Task goal ->
For the entries that follow, tally the lines holding the string "army". Give the total and nothing else.

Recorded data
----------

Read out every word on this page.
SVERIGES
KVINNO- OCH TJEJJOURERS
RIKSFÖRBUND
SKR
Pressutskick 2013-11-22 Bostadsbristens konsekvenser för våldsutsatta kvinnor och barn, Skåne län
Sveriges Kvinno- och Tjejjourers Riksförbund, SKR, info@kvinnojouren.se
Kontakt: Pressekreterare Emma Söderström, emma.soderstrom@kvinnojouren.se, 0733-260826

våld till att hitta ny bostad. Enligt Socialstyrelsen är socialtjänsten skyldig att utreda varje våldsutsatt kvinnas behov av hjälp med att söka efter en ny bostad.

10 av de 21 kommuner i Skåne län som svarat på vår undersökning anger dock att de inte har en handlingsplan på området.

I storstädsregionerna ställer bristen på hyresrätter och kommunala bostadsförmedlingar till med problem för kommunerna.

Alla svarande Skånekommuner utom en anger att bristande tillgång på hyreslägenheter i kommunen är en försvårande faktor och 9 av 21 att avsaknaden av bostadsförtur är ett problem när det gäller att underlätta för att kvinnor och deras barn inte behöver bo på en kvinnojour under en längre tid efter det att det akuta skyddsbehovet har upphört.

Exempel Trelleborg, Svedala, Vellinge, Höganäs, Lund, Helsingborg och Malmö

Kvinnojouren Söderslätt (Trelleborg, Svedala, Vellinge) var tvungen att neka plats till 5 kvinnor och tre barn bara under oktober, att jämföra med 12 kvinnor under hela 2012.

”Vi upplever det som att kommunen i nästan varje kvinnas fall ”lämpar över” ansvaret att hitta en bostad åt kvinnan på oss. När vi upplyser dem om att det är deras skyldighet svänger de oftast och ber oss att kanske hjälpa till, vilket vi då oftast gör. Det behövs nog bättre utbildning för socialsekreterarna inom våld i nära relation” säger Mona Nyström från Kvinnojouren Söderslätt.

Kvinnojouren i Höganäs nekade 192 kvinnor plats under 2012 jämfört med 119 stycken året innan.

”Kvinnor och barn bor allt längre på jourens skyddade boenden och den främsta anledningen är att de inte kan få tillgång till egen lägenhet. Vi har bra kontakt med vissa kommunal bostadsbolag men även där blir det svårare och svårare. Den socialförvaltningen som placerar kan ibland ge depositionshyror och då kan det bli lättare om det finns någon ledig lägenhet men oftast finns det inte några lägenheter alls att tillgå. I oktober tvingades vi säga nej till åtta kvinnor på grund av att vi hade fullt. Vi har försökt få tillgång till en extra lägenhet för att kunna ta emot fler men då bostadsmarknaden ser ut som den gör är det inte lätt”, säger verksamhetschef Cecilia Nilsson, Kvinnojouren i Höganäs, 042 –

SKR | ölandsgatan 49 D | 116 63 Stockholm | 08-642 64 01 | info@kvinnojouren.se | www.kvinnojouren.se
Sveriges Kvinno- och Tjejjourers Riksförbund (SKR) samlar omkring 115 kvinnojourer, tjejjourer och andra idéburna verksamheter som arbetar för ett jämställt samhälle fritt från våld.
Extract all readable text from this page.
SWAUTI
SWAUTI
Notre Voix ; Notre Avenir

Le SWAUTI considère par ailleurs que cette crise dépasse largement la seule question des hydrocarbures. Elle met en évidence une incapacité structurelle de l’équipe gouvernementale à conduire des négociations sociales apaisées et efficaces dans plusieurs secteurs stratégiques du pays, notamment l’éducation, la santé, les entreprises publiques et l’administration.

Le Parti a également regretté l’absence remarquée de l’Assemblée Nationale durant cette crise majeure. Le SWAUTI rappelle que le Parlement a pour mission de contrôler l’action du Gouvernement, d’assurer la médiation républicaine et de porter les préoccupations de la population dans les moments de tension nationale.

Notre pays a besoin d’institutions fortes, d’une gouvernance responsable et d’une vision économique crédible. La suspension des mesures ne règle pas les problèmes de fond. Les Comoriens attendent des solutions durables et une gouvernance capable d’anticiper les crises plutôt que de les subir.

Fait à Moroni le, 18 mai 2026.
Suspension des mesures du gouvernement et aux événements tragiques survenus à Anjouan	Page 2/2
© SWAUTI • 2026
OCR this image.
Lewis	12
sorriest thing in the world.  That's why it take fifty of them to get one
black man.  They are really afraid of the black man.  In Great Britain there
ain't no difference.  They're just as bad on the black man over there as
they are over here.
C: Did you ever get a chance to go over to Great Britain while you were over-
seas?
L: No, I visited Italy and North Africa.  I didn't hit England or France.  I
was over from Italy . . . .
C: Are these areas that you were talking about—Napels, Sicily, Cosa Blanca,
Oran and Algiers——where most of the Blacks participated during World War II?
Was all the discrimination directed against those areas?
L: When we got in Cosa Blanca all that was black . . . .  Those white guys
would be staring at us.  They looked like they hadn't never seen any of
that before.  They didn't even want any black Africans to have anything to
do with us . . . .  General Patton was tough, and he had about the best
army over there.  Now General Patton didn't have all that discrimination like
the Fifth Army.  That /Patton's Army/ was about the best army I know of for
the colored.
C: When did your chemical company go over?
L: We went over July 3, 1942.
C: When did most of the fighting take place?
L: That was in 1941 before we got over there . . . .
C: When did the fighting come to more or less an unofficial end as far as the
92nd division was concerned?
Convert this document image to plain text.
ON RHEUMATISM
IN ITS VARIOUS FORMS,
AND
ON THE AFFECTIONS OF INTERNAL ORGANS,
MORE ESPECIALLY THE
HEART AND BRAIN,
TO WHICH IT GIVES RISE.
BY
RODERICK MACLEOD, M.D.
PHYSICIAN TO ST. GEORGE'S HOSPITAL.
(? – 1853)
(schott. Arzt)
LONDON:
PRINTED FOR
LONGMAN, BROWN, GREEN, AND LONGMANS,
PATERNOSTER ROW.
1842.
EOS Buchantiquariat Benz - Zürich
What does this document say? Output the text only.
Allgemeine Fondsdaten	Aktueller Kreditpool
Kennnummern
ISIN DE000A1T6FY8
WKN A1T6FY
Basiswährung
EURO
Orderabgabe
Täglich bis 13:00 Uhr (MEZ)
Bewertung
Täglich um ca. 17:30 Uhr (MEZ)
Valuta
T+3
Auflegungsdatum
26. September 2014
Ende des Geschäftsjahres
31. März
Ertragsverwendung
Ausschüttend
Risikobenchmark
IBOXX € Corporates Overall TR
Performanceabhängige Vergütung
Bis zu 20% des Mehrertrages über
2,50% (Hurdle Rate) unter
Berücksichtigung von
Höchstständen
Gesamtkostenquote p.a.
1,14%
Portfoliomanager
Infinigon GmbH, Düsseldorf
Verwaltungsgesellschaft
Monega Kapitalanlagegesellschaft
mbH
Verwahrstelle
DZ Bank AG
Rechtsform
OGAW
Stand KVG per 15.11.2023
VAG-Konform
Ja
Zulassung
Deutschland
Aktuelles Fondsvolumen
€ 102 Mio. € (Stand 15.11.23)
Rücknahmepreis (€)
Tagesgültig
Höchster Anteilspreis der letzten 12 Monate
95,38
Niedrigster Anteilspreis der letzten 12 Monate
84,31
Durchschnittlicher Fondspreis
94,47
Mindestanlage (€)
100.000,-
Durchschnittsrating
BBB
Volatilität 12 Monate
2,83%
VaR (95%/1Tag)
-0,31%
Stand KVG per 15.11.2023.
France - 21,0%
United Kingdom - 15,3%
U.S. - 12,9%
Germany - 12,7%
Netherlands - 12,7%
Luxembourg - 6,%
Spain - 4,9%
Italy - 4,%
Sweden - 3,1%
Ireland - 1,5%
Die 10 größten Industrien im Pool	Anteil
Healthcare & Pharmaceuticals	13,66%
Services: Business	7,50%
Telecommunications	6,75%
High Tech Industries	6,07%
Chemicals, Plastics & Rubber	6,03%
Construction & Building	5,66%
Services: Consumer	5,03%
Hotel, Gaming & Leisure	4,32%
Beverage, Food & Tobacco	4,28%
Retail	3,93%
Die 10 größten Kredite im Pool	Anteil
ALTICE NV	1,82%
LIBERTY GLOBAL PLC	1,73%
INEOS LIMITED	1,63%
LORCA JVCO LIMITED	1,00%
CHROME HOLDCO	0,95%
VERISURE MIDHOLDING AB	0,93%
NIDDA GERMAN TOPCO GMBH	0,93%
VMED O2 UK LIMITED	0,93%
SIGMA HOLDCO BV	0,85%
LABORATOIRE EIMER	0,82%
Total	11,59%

----------

Worked answer ->
2